### Written request
From the entries below, extract every line that includes the word "Soil".

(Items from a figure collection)
◆ ◆ ◆
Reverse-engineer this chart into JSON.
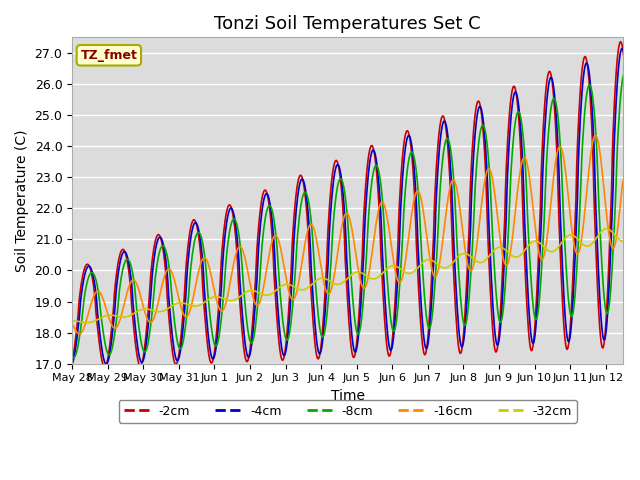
{
  "title": "Tonzi Soil Temperatures Set C",
  "xlabel": "Time",
  "ylabel": "Soil Temperature (C)",
  "ylim": [
    17.0,
    27.5
  ],
  "yticks": [
    17.0,
    18.0,
    19.0,
    20.0,
    21.0,
    22.0,
    23.0,
    24.0,
    25.0,
    26.0,
    27.0
  ],
  "bg_color": "#dcdcdc",
  "fig_color": "#ffffff",
  "legend_label": "TZ_fmet",
  "legend_box_color": "#ffffcc",
  "legend_box_edge": "#aaaa00",
  "series": {
    "-2cm": {
      "color": "#cc0000",
      "lw": 1.2
    },
    "-4cm": {
      "color": "#0000cc",
      "lw": 1.2
    },
    "-8cm": {
      "color": "#00aa00",
      "lw": 1.2
    },
    "-16cm": {
      "color": "#ff8800",
      "lw": 1.2
    },
    "-32cm": {
      "color": "#cccc00",
      "lw": 1.2
    }
  },
  "total_days": 15.5,
  "xtick_labels": [
    "May 28",
    "May 29",
    "May 30",
    "May 31",
    "Jun 1",
    "Jun 2",
    "Jun 3",
    "Jun 4",
    "Jun 5",
    "Jun 6",
    "Jun 7",
    "Jun 8",
    "Jun 9",
    "Jun 10",
    "Jun 11",
    "Jun 12"
  ],
  "num_points": 744
}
◆ ◆ ◆
### Answer to this problem
  "title": "Tonzi Soil Temperatures Set C",
  "ylabel": "Soil Temperature (C)",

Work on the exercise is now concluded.